WHAT THE TASK ASKS >> Write the lines below as a JSON list of strings, one string per line, leaving out any blank lines.

>> BEGIN RECORDS SUPPLIED

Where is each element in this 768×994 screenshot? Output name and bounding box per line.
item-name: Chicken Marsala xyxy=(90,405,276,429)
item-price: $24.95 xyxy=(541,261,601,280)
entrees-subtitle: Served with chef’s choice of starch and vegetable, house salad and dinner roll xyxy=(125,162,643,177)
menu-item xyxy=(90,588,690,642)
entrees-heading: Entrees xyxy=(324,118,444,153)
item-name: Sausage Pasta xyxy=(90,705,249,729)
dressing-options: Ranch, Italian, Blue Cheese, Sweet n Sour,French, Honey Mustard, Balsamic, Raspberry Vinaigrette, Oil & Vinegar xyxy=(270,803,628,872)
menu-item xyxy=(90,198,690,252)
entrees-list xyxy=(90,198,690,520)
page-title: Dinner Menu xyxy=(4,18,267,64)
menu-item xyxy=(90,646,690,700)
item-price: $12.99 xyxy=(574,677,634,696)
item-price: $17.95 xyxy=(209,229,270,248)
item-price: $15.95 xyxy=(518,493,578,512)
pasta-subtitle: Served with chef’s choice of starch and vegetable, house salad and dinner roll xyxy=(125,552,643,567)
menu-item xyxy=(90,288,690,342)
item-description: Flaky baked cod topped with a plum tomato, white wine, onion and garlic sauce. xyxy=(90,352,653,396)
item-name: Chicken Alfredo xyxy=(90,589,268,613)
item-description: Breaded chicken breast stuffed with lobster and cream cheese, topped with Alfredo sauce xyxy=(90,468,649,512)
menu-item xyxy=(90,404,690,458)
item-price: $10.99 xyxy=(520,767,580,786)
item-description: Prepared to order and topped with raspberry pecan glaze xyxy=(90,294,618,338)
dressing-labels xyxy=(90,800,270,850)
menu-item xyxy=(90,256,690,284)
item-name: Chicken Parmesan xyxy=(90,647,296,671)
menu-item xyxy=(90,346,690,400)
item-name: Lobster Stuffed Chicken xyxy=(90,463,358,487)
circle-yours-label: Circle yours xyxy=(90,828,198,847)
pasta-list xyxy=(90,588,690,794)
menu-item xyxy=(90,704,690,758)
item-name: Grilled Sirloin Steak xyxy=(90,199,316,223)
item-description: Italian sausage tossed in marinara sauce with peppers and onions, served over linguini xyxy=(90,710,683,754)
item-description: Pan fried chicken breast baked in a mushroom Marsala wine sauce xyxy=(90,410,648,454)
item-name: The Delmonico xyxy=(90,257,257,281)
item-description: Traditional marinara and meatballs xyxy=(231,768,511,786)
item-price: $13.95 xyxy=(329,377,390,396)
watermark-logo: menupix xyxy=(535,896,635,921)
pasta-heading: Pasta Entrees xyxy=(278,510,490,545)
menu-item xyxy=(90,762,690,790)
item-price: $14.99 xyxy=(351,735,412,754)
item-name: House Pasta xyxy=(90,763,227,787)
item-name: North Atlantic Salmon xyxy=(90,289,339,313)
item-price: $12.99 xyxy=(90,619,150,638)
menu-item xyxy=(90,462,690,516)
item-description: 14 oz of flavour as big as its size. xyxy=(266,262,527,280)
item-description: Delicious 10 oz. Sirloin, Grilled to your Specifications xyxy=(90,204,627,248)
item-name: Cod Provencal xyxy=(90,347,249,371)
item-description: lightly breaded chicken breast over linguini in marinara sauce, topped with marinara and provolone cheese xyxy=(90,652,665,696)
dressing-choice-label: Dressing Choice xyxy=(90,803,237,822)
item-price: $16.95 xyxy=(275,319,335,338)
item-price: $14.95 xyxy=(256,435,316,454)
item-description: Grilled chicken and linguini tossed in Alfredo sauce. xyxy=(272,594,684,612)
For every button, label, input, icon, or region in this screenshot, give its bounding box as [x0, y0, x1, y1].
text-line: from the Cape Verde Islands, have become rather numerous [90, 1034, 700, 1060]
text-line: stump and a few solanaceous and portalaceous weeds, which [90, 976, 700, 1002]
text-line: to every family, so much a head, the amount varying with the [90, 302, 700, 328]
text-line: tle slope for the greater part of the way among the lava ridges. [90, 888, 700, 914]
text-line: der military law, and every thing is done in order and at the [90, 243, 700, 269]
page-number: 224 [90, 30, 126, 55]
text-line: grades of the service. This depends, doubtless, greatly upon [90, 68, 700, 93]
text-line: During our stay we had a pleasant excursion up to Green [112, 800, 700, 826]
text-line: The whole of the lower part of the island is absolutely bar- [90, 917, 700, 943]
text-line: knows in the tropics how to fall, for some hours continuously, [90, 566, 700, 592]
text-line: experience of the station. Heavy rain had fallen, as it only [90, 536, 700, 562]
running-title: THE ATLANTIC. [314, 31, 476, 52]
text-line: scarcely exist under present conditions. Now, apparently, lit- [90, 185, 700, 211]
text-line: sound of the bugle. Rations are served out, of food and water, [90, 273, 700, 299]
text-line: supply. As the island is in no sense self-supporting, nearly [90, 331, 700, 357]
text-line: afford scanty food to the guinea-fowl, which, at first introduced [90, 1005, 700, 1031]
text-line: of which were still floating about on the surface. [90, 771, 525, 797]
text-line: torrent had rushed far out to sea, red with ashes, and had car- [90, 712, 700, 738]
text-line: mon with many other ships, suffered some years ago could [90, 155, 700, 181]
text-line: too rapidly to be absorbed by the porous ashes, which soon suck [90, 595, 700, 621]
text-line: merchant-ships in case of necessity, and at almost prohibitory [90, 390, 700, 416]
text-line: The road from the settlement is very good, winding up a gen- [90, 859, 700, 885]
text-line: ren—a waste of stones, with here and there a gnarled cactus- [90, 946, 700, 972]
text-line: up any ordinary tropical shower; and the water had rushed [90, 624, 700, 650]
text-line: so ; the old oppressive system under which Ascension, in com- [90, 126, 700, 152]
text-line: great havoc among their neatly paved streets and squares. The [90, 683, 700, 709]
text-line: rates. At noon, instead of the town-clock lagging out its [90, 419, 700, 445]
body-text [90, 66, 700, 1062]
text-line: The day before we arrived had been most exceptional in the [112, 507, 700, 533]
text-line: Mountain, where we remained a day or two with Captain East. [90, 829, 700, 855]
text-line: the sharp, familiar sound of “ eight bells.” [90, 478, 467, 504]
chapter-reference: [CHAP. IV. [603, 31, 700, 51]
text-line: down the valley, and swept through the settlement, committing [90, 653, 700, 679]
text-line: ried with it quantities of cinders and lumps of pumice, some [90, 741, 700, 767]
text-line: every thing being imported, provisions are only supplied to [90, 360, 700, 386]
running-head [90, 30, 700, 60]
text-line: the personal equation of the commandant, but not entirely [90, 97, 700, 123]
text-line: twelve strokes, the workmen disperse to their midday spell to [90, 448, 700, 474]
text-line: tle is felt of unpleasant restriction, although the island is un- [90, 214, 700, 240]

>> END RECORDS SUPPLIED

FINAL ANSWER >>
[
  "Where is each element in this 768×994 screenshot? Output name and bounding box per line.",
  "item-name: Chicken Marsala xyxy=(90,405,276,429)",
  "item-price: $24.95 xyxy=(541,261,601,280)",
  "entrees-subtitle: Served with chef’s choice of starch and vegetable, house salad and dinner roll xyxy=(125,162,643,177)",
  "menu-item xyxy=(90,588,690,642)",
  "entrees-heading: Entrees xyxy=(324,118,444,153)",
  "item-name: Sausage Pasta xyxy=(90,705,249,729)",
  "dressing-options: Ranch, Italian, Blue Cheese, Sweet n Sour,French, Honey Mustard, Balsamic, Raspberry Vinaigrette, Oil & Vinegar xyxy=(270,803,628,872)",
  "menu-item xyxy=(90,198,690,252)",
  "entrees-list xyxy=(90,198,690,520)",
  "page-title: Dinner Menu xyxy=(4,18,267,64)",
  "menu-item xyxy=(90,646,690,700)",
  "item-price: $12.99 xyxy=(574,677,634,696)",
  "item-price: $17.95 xyxy=(209,229,270,248)",
  "item-price: $15.95 xyxy=(518,493,578,512)",
  "pasta-subtitle: Served with chef’s choice of starch and vegetable, house salad and dinner roll xyxy=(125,552,643,567)",
  "menu-item xyxy=(90,288,690,342)",
  "item-description: Flaky baked cod topped with a plum tomato, white wine, onion and garlic sauce. xyxy=(90,352,653,396)",
  "item-name: Chicken Alfredo xyxy=(90,589,268,613)",
  "item-description: Breaded chicken breast stuffed with lobster and cream cheese, topped with Alfredo sauce xyxy=(90,468,649,512)",
  "menu-item xyxy=(90,404,690,458)",
  "item-price: $10.99 xyxy=(520,767,580,786)",
  "item-description: Prepared to order and topped with raspberry pecan glaze xyxy=(90,294,618,338)",
  "dressing-labels xyxy=(90,800,270,850)",
  "menu-item xyxy=(90,256,690,284)",
  "item-name: Chicken Parmesan xyxy=(90,647,296,671)",
  "menu-item xyxy=(90,346,690,400)",
  "item-name: Lobster Stuffed Chicken xyxy=(90,463,358,487)",
  "circle-yours-label: Circle yours xyxy=(90,828,198,847)",
  "pasta-list xyxy=(90,588,690,794)",
  "menu-item xyxy=(90,704,690,758)",
  "item-name: Grilled Sirloin Steak xyxy=(90,199,316,223)",
  "item-description: Italian sausage tossed in marinara sauce with peppers and onions, served over linguini xyxy=(90,710,683,754)",
  "item-description: Pan fried chicken breast baked in a mushroom Marsala wine sauce xyxy=(90,410,648,454)",
  "item-name: The Delmonico xyxy=(90,257,257,281)",
  "item-description: Traditional marinara and meatballs xyxy=(231,768,511,786)",
  "item-price: $13.95 xyxy=(329,377,390,396)",
  "watermark-logo: menupix xyxy=(535,896,635,921)",
  "pasta-heading: Pasta Entrees xyxy=(278,510,490,545)",
  "menu-item xyxy=(90,762,690,790)",
  "item-price: $14.99 xyxy=(351,735,412,754)",
  "item-name: House Pasta xyxy=(90,763,227,787)",
  "item-name: North Atlantic Salmon xyxy=(90,289,339,313)",
  "item-price: $12.99 xyxy=(90,619,150,638)",
  "menu-item xyxy=(90,462,690,516)",
  "item-description: 14 oz of flavour as big as its size. xyxy=(266,262,527,280)",
  "item-description: Delicious 10 oz. Sirloin, Grilled to your Specifications xyxy=(90,204,627,248)",
  "item-name: Cod Provencal xyxy=(90,347,249,371)",
  "item-description: lightly breaded chicken breast over linguini in marinara sauce, topped with marinara and provolone cheese xyxy=(90,652,665,696)",
  "dressing-choice-label: Dressing Choice xyxy=(90,803,237,822)",
  "item-price: $16.95 xyxy=(275,319,335,338)",
  "item-price: $14.95 xyxy=(256,435,316,454)",
  "item-description: Grilled chicken and linguini tossed in Alfredo sauce. xyxy=(272,594,684,612)",
  "For every button, label, input, icon, or region in this screenshot, give its bounding box as [x0, y0, x1, y1].",
  "text-line: from the Cape Verde Islands, have become rather numerous [90, 1034, 700, 1060]",
  "text-line: stump and a few solanaceous and portalaceous weeds, which [90, 976, 700, 1002]",
  "text-line: to every family, so much a head, the amount varying with the [90, 302, 700, 328]",
  "text-line: tle slope for the greater part of the way among the lava ridges. [90, 888, 700, 914]",
  "text-line: der military law, and every thing is done in order and at the [90, 243, 700, 269]",
  "page-number: 224 [90, 30, 126, 55]",
  "text-line: grades of the service. This depends, doubtless, greatly upon [90, 68, 700, 93]",
  "text-line: During our stay we had a pleasant excursion up to Green [112, 800, 700, 826]",
  "text-line: The whole of the lower part of the island is absolutely bar- [90, 917, 700, 943]",
  "text-line: knows in the tropics how to fall, for some hours continuously, [90, 566, 700, 592]",
  "text-line: experience of the station. Heavy rain had fallen, as it only [90, 536, 700, 562]",
  "running-title: THE ATLANTIC. [314, 31, 476, 52]",
  "text-line: scarcely exist under present conditions. Now, apparently, lit- [90, 185, 700, 211]",
  "text-line: sound of the bugle. Rations are served out, of food and water, [90, 273, 700, 299]",
  "text-line: supply. As the island is in no sense self-supporting, nearly [90, 331, 700, 357]",
  "text-line: afford scanty food to the guinea-fowl, which, at first introduced [90, 1005, 700, 1031]",
  "text-line: of which were still floating about on the surface. [90, 771, 525, 797]",
  "text-line: torrent had rushed far out to sea, red with ashes, and had car- [90, 712, 700, 738]",
  "text-line: mon with many other ships, suffered some years ago could [90, 155, 700, 181]",
  "text-line: too rapidly to be absorbed by the porous ashes, which soon suck [90, 595, 700, 621]",
  "text-line: merchant-ships in case of necessity, and at almost prohibitory [90, 390, 700, 416]",
  "text-line: The road from the settlement is very good, winding up a gen- [90, 859, 700, 885]",
  "text-line: ren—a waste of stones, with here and there a gnarled cactus- [90, 946, 700, 972]",
  "text-line: up any ordinary tropical shower; and the water had rushed [90, 624, 700, 650]",
  "text-line: so ; the old oppressive system under which Ascension, in com- [90, 126, 700, 152]",
  "text-line: great havoc among their neatly paved streets and squares. The [90, 683, 700, 709]",
  "text-line: rates. At noon, instead of the town-clock lagging out its [90, 419, 700, 445]",
  "body-text [90, 66, 700, 1062]",
  "text-line: The day before we arrived had been most exceptional in the [112, 507, 700, 533]",
  "text-line: Mountain, where we remained a day or two with Captain East. [90, 829, 700, 855]",
  "text-line: the sharp, familiar sound of “ eight bells.” [90, 478, 467, 504]",
  "chapter-reference: [CHAP. IV. [603, 31, 700, 51]",
  "text-line: down the valley, and swept through the settlement, committing [90, 653, 700, 679]",
  "text-line: ried with it quantities of cinders and lumps of pumice, some [90, 741, 700, 767]",
  "text-line: every thing being imported, provisions are only supplied to [90, 360, 700, 386]",
  "running-head [90, 30, 700, 60]",
  "text-line: the personal equation of the commandant, but not entirely [90, 97, 700, 123]",
  "text-line: twelve strokes, the workmen disperse to their midday spell to [90, 448, 700, 474]",
  "text-line: tle is felt of unpleasant restriction, although the island is un- [90, 214, 700, 240]"
]